▶ [STATED GOAL]:
Restate all of the entries exactly, dropping any pictures they hold.

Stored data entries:
· · · · · · ·

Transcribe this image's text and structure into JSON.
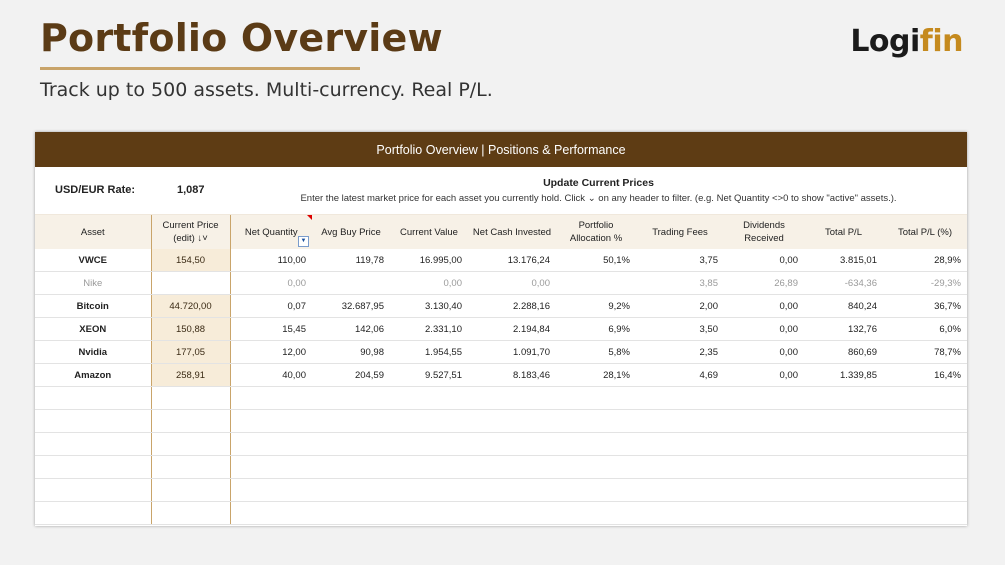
{
  "header": {
    "title": "Portfolio Overview",
    "subtitle": "Track up to 500 assets. Multi-currency. Real P/L.",
    "logo_part1": "Logi",
    "logo_part2": "fin"
  },
  "sheet": {
    "banner": "Portfolio Overview | Positions & Performance",
    "usd_eur_label": "USD/EUR Rate:",
    "usd_eur_value": "1,087",
    "update_title": "Update Current Prices",
    "update_desc": "Enter the latest market price for each asset you currently hold. Click ⌄ on any header to filter. (e.g. Net Quantity <>0 to show \"active\" assets.)."
  },
  "table": {
    "columns": [
      "Asset",
      "Current Price (edit) ↓˅",
      "Net Quantity",
      "Avg Buy Price",
      "Current Value",
      "Net Cash Invested",
      "Portfolio Allocation %",
      "Trading Fees",
      "Dividends Received",
      "Total P/L",
      "Total P/L (%)"
    ],
    "rows": [
      {
        "asset": "VWCE",
        "price": "154,50",
        "qty": "110,00",
        "avg": "119,78",
        "value": "16.995,00",
        "cash": "13.176,24",
        "alloc": "50,1%",
        "fees": "3,75",
        "div": "0,00",
        "pl": "3.815,01",
        "plpct": "28,9%"
      },
      {
        "asset": "Nike",
        "price": "",
        "qty": "0,00",
        "avg": "",
        "value": "0,00",
        "cash": "0,00",
        "alloc": "",
        "fees": "3,85",
        "div": "26,89",
        "pl": "-634,36",
        "plpct": "-29,3%"
      },
      {
        "asset": "Bitcoin",
        "price": "44.720,00",
        "qty": "0,07",
        "avg": "32.687,95",
        "value": "3.130,40",
        "cash": "2.288,16",
        "alloc": "9,2%",
        "fees": "2,00",
        "div": "0,00",
        "pl": "840,24",
        "plpct": "36,7%"
      },
      {
        "asset": "XEON",
        "price": "150,88",
        "qty": "15,45",
        "avg": "142,06",
        "value": "2.331,10",
        "cash": "2.194,84",
        "alloc": "6,9%",
        "fees": "3,50",
        "div": "0,00",
        "pl": "132,76",
        "plpct": "6,0%"
      },
      {
        "asset": "Nvidia",
        "price": "177,05",
        "qty": "12,00",
        "avg": "90,98",
        "value": "1.954,55",
        "cash": "1.091,70",
        "alloc": "5,8%",
        "fees": "2,35",
        "div": "0,00",
        "pl": "860,69",
        "plpct": "78,7%"
      },
      {
        "asset": "Amazon",
        "price": "258,91",
        "qty": "40,00",
        "avg": "204,59",
        "value": "9.527,51",
        "cash": "8.183,46",
        "alloc": "28,1%",
        "fees": "4,69",
        "div": "0,00",
        "pl": "1.339,85",
        "plpct": "16,4%"
      }
    ]
  },
  "colors": {
    "brown": "#5e3c14",
    "gold": "#c9a46a",
    "positive": "#2e7d32",
    "logo_accent": "#c58a1e"
  }
}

· · · · · · ·

▶ [IN RESPONSE]:
Transcribe this image's text and structure into JSON.
{
  "header": {
    "title": "Portfolio Overview",
    "subtitle": "Track up to 500 assets. Multi-currency. Real P/L.",
    "logo_part1": "Logi",
    "logo_part2": "fin"
  },
  "sheet": {
    "banner": "Portfolio Overview | Positions & Performance",
    "usd_eur_label": "USD/EUR Rate:",
    "usd_eur_value": "1,087",
    "update_title": "Update Current Prices",
    "update_desc": "Enter the latest market price for each asset you currently hold. Click ⌄ on any header to filter. (e.g. Net Quantity <>0 to show \"active\" assets.)."
  },
  "table": {
    "columns": [
      "Asset",
      "Current Price (edit) ↓˅",
      "Net Quantity",
      "Avg Buy Price",
      "Current Value",
      "Net Cash Invested",
      "Portfolio Allocation %",
      "Trading Fees",
      "Dividends Received",
      "Total P/L",
      "Total P/L (%)"
    ],
    "rows": [
      {
        "asset": "VWCE",
        "price": "154,50",
        "qty": "110,00",
        "avg": "119,78",
        "value": "16.995,00",
        "cash": "13.176,24",
        "alloc": "50,1%",
        "fees": "3,75",
        "div": "0,00",
        "pl": "3.815,01",
        "plpct": "28,9%"
      },
      {
        "asset": "Nike",
        "price": "",
        "qty": "0,00",
        "avg": "",
        "value": "0,00",
        "cash": "0,00",
        "alloc": "",
        "fees": "3,85",
        "div": "26,89",
        "pl": "-634,36",
        "plpct": "-29,3%"
      },
      {
        "asset": "Bitcoin",
        "price": "44.720,00",
        "qty": "0,07",
        "avg": "32.687,95",
        "value": "3.130,40",
        "cash": "2.288,16",
        "alloc": "9,2%",
        "fees": "2,00",
        "div": "0,00",
        "pl": "840,24",
        "plpct": "36,7%"
      },
      {
        "asset": "XEON",
        "price": "150,88",
        "qty": "15,45",
        "avg": "142,06",
        "value": "2.331,10",
        "cash": "2.194,84",
        "alloc": "6,9%",
        "fees": "3,50",
        "div": "0,00",
        "pl": "132,76",
        "plpct": "6,0%"
      },
      {
        "asset": "Nvidia",
        "price": "177,05",
        "qty": "12,00",
        "avg": "90,98",
        "value": "1.954,55",
        "cash": "1.091,70",
        "alloc": "5,8%",
        "fees": "2,35",
        "div": "0,00",
        "pl": "860,69",
        "plpct": "78,7%"
      },
      {
        "asset": "Amazon",
        "price": "258,91",
        "qty": "40,00",
        "avg": "204,59",
        "value": "9.527,51",
        "cash": "8.183,46",
        "alloc": "28,1%",
        "fees": "4,69",
        "div": "0,00",
        "pl": "1.339,85",
        "plpct": "16,4%"
      }
    ]
  },
  "colors": {
    "brown": "#5e3c14",
    "gold": "#c9a46a",
    "positive": "#2e7d32",
    "logo_accent": "#c58a1e"
  }
}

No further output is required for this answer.